--- START OF Given records ---

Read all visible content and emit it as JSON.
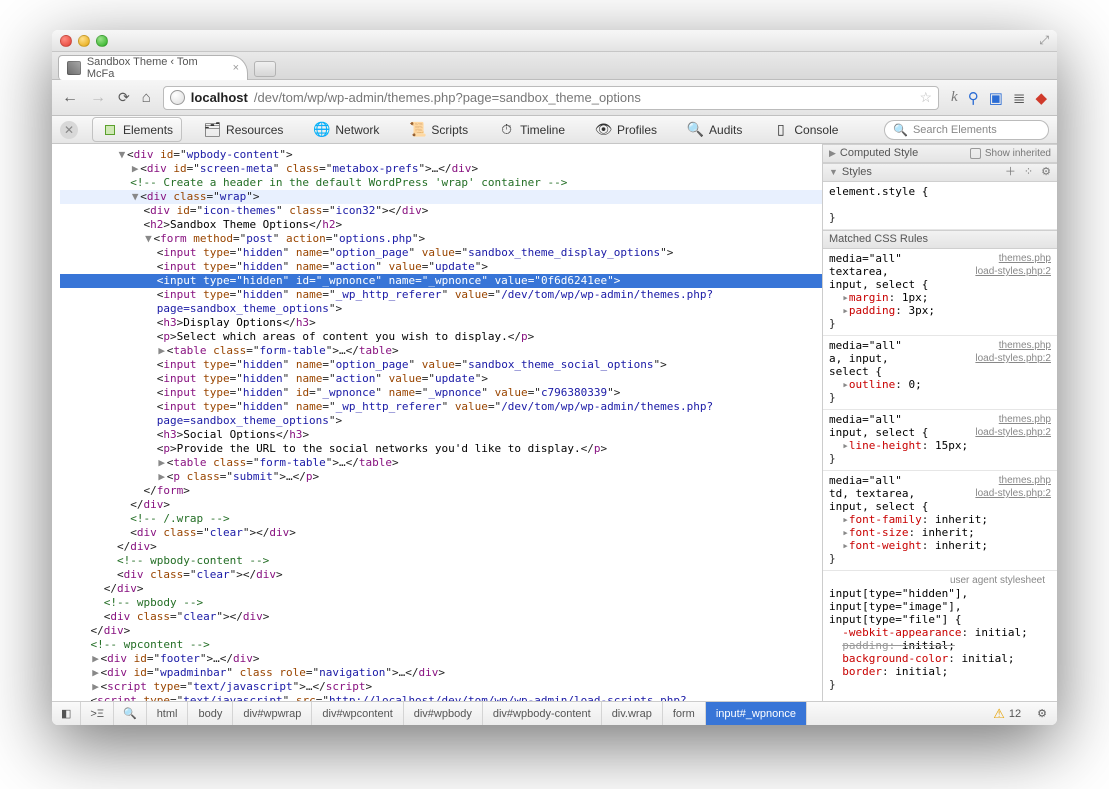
{
  "tab": {
    "title": "Sandbox Theme ‹ Tom McFa"
  },
  "address": {
    "host": "localhost",
    "path": "/dev/tom/wp/wp-admin/themes.php?page=sandbox_theme_options"
  },
  "devtools_panels": {
    "elements": "Elements",
    "resources": "Resources",
    "network": "Network",
    "scripts": "Scripts",
    "timeline": "Timeline",
    "profiles": "Profiles",
    "audits": "Audits",
    "console": "Console"
  },
  "search_placeholder": "Search Elements",
  "dom_lines": [
    {
      "i": 4,
      "html": "<span class='arrow'>▼</span>&lt;<span class='t-tag'>div</span> <span class='t-attr'>id</span>=\"<span class='t-val'>wpbody-content</span>\"&gt;"
    },
    {
      "i": 5,
      "html": "<span class='arrow'>▶</span>&lt;<span class='t-tag'>div</span> <span class='t-attr'>id</span>=\"<span class='t-val'>screen-meta</span>\" <span class='t-attr'>class</span>=\"<span class='t-val'>metabox-prefs</span>\"&gt;…&lt;/<span class='t-tag'>div</span>&gt;"
    },
    {
      "i": 5,
      "html": "<span class='t-cmt'>&lt;!-- Create a header in the default WordPress 'wrap' container --&gt;</span>"
    },
    {
      "i": 5,
      "hover": true,
      "html": "<span class='arrow'>▼</span>&lt;<span class='t-tag'>div</span> <span class='t-attr'>class</span>=\"<span class='t-val'>wrap</span>\"&gt;"
    },
    {
      "i": 6,
      "html": "&lt;<span class='t-tag'>div</span> <span class='t-attr'>id</span>=\"<span class='t-val'>icon-themes</span>\" <span class='t-attr'>class</span>=\"<span class='t-val'>icon32</span>\"&gt;&lt;/<span class='t-tag'>div</span>&gt;"
    },
    {
      "i": 6,
      "html": "&lt;<span class='t-tag'>h2</span>&gt;<span class='t-text'>Sandbox Theme Options</span>&lt;/<span class='t-tag'>h2</span>&gt;"
    },
    {
      "i": 6,
      "html": "<span class='arrow'>▼</span>&lt;<span class='t-tag'>form</span> <span class='t-attr'>method</span>=\"<span class='t-val'>post</span>\" <span class='t-attr'>action</span>=\"<span class='t-val'>options.php</span>\"&gt;"
    },
    {
      "i": 7,
      "html": "&lt;<span class='t-tag'>input</span> <span class='t-attr'>type</span>=\"<span class='t-val'>hidden</span>\" <span class='t-attr'>name</span>=\"<span class='t-val'>option_page</span>\" <span class='t-attr'>value</span>=\"<span class='t-val'>sandbox_theme_display_options</span>\"&gt;"
    },
    {
      "i": 7,
      "html": "&lt;<span class='t-tag'>input</span> <span class='t-attr'>type</span>=\"<span class='t-val'>hidden</span>\" <span class='t-attr'>name</span>=\"<span class='t-val'>action</span>\" <span class='t-attr'>value</span>=\"<span class='t-val'>update</span>\"&gt;"
    },
    {
      "i": 7,
      "hl": true,
      "html": "&lt;<span class='t-tag'>input</span> <span class='t-attr'>type</span>=\"<span class='t-val'>hidden</span>\" <span class='t-attr'>id</span>=\"<span class='t-val'>_wpnonce</span>\" <span class='t-attr'>name</span>=\"<span class='t-val'>_wpnonce</span>\" <span class='t-attr'>value</span>=\"<span class='t-val'>0f6d6241ee</span>\"&gt;"
    },
    {
      "i": 7,
      "html": "&lt;<span class='t-tag'>input</span> <span class='t-attr'>type</span>=\"<span class='t-val'>hidden</span>\" <span class='t-attr'>name</span>=\"<span class='t-val'>_wp_http_referer</span>\" <span class='t-attr'>value</span>=\"<span class='t-val'>/dev/tom/wp/wp-admin/themes.php?</span>"
    },
    {
      "i": 7,
      "html": "<span class='t-val'>page=sandbox_theme_options</span>\"&gt;"
    },
    {
      "i": 7,
      "html": "&lt;<span class='t-tag'>h3</span>&gt;<span class='t-text'>Display Options</span>&lt;/<span class='t-tag'>h3</span>&gt;"
    },
    {
      "i": 7,
      "html": "&lt;<span class='t-tag'>p</span>&gt;<span class='t-text'>Select which areas of content you wish to display.</span>&lt;/<span class='t-tag'>p</span>&gt;"
    },
    {
      "i": 7,
      "html": "<span class='arrow'>▶</span>&lt;<span class='t-tag'>table</span> <span class='t-attr'>class</span>=\"<span class='t-val'>form-table</span>\"&gt;…&lt;/<span class='t-tag'>table</span>&gt;"
    },
    {
      "i": 7,
      "html": "&lt;<span class='t-tag'>input</span> <span class='t-attr'>type</span>=\"<span class='t-val'>hidden</span>\" <span class='t-attr'>name</span>=\"<span class='t-val'>option_page</span>\" <span class='t-attr'>value</span>=\"<span class='t-val'>sandbox_theme_social_options</span>\"&gt;"
    },
    {
      "i": 7,
      "html": "&lt;<span class='t-tag'>input</span> <span class='t-attr'>type</span>=\"<span class='t-val'>hidden</span>\" <span class='t-attr'>name</span>=\"<span class='t-val'>action</span>\" <span class='t-attr'>value</span>=\"<span class='t-val'>update</span>\"&gt;"
    },
    {
      "i": 7,
      "html": "&lt;<span class='t-tag'>input</span> <span class='t-attr'>type</span>=\"<span class='t-val'>hidden</span>\" <span class='t-attr'>id</span>=\"<span class='t-val'>_wpnonce</span>\" <span class='t-attr'>name</span>=\"<span class='t-val'>_wpnonce</span>\" <span class='t-attr'>value</span>=\"<span class='t-val'>c796380339</span>\"&gt;"
    },
    {
      "i": 7,
      "html": "&lt;<span class='t-tag'>input</span> <span class='t-attr'>type</span>=\"<span class='t-val'>hidden</span>\" <span class='t-attr'>name</span>=\"<span class='t-val'>_wp_http_referer</span>\" <span class='t-attr'>value</span>=\"<span class='t-val'>/dev/tom/wp/wp-admin/themes.php?</span>"
    },
    {
      "i": 7,
      "html": "<span class='t-val'>page=sandbox_theme_options</span>\"&gt;"
    },
    {
      "i": 7,
      "html": "&lt;<span class='t-tag'>h3</span>&gt;<span class='t-text'>Social Options</span>&lt;/<span class='t-tag'>h3</span>&gt;"
    },
    {
      "i": 7,
      "html": "&lt;<span class='t-tag'>p</span>&gt;<span class='t-text'>Provide the URL to the social networks you'd like to display.</span>&lt;/<span class='t-tag'>p</span>&gt;"
    },
    {
      "i": 7,
      "html": "<span class='arrow'>▶</span>&lt;<span class='t-tag'>table</span> <span class='t-attr'>class</span>=\"<span class='t-val'>form-table</span>\"&gt;…&lt;/<span class='t-tag'>table</span>&gt;"
    },
    {
      "i": 7,
      "html": "<span class='arrow'>▶</span>&lt;<span class='t-tag'>p</span> <span class='t-attr'>class</span>=\"<span class='t-val'>submit</span>\"&gt;…&lt;/<span class='t-tag'>p</span>&gt;"
    },
    {
      "i": 6,
      "html": "&lt;/<span class='t-tag'>form</span>&gt;"
    },
    {
      "i": 5,
      "html": "&lt;/<span class='t-tag'>div</span>&gt;"
    },
    {
      "i": 5,
      "html": "<span class='t-cmt'>&lt;!-- /.wrap --&gt;</span>"
    },
    {
      "i": 5,
      "html": "&lt;<span class='t-tag'>div</span> <span class='t-attr'>class</span>=\"<span class='t-val'>clear</span>\"&gt;&lt;/<span class='t-tag'>div</span>&gt;"
    },
    {
      "i": 4,
      "html": "&lt;/<span class='t-tag'>div</span>&gt;"
    },
    {
      "i": 4,
      "html": "<span class='t-cmt'>&lt;!-- wpbody-content --&gt;</span>"
    },
    {
      "i": 4,
      "html": "&lt;<span class='t-tag'>div</span> <span class='t-attr'>class</span>=\"<span class='t-val'>clear</span>\"&gt;&lt;/<span class='t-tag'>div</span>&gt;"
    },
    {
      "i": 3,
      "html": "&lt;/<span class='t-tag'>div</span>&gt;"
    },
    {
      "i": 3,
      "html": "<span class='t-cmt'>&lt;!-- wpbody --&gt;</span>"
    },
    {
      "i": 3,
      "html": "&lt;<span class='t-tag'>div</span> <span class='t-attr'>class</span>=\"<span class='t-val'>clear</span>\"&gt;&lt;/<span class='t-tag'>div</span>&gt;"
    },
    {
      "i": 2,
      "html": "&lt;/<span class='t-tag'>div</span>&gt;"
    },
    {
      "i": 2,
      "html": "<span class='t-cmt'>&lt;!-- wpcontent --&gt;</span>"
    },
    {
      "i": 2,
      "html": "<span class='arrow'>▶</span>&lt;<span class='t-tag'>div</span> <span class='t-attr'>id</span>=\"<span class='t-val'>footer</span>\"&gt;…&lt;/<span class='t-tag'>div</span>&gt;"
    },
    {
      "i": 2,
      "html": "<span class='arrow'>▶</span>&lt;<span class='t-tag'>div</span> <span class='t-attr'>id</span>=\"<span class='t-val'>wpadminbar</span>\" <span class='t-attr'>class role</span>=\"<span class='t-val'>navigation</span>\"&gt;…&lt;/<span class='t-tag'>div</span>&gt;"
    },
    {
      "i": 2,
      "html": "<span class='arrow'>▶</span>&lt;<span class='t-tag'>script</span> <span class='t-attr'>type</span>=\"<span class='t-val'>text/javascript</span>\"&gt;…&lt;/<span class='t-tag'>script</span>&gt;"
    },
    {
      "i": 2,
      "html": "&lt;<span class='t-tag'>script</span> <span class='t-attr'>type</span>=\"<span class='t-val'>text/javascript</span>\" <span class='t-attr'>src</span>=\"<span class='t-val'>http://localhost/dev/tom/wp/wp-admin/load-scripts.php?</span>"
    }
  ],
  "styles": {
    "computed_label": "Computed Style",
    "show_inherited": "Show inherited",
    "styles_label": "Styles",
    "matched_label": "Matched CSS Rules",
    "element_style": "element.style {",
    "rules": [
      {
        "media": "media=\"all\"",
        "src": "themes.php",
        "sel": "textarea,",
        "src2": "load-styles.php:2",
        "sel2": "input, select {",
        "props": [
          {
            "p": "margin",
            "v": "1px;"
          },
          {
            "p": "padding",
            "v": "3px;"
          }
        ]
      },
      {
        "media": "media=\"all\"",
        "src": "themes.php",
        "sel": "a, input,",
        "src2": "load-styles.php:2",
        "sel2": "select {",
        "props": [
          {
            "p": "outline",
            "v": "0;"
          }
        ]
      },
      {
        "media": "media=\"all\"",
        "src": "themes.php",
        "sel": "input, select {",
        "src2": "load-styles.php:2",
        "props": [
          {
            "p": "line-height",
            "v": "15px;"
          }
        ]
      },
      {
        "media": "media=\"all\"",
        "src": "themes.php",
        "sel": "td, textarea,",
        "src2": "load-styles.php:2",
        "sel2": "input, select {",
        "props": [
          {
            "p": "font-family",
            "v": "inherit;"
          },
          {
            "p": "font-size",
            "v": "inherit;"
          },
          {
            "p": "font-weight",
            "v": "inherit;"
          }
        ]
      }
    ],
    "ua_label": "user agent stylesheet",
    "ua_sel": [
      "input[type=\"hidden\"],",
      "input[type=\"image\"],",
      "input[type=\"file\"] {"
    ],
    "ua_props": [
      {
        "p": "-webkit-appearance",
        "v": "initial;",
        "strike": false
      },
      {
        "p": "padding",
        "v": "initial;",
        "strike": true
      },
      {
        "p": "background-color",
        "v": "initial;",
        "strike": false
      },
      {
        "p": "border",
        "v": "initial;",
        "strike": false
      }
    ]
  },
  "breadcrumbs": [
    "html",
    "body",
    "div#wpwrap",
    "div#wpcontent",
    "div#wpbody",
    "div#wpbody-content",
    "div.wrap",
    "form",
    "input#_wpnonce"
  ],
  "warnings": "12"
}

--- END OF Given records ---

◆ What the task requires
Go through the material line by line. Show each line that contains the string "Elements".

◆ Reply
    "elements": "Elements",
  "search_placeholder": "Search Elements",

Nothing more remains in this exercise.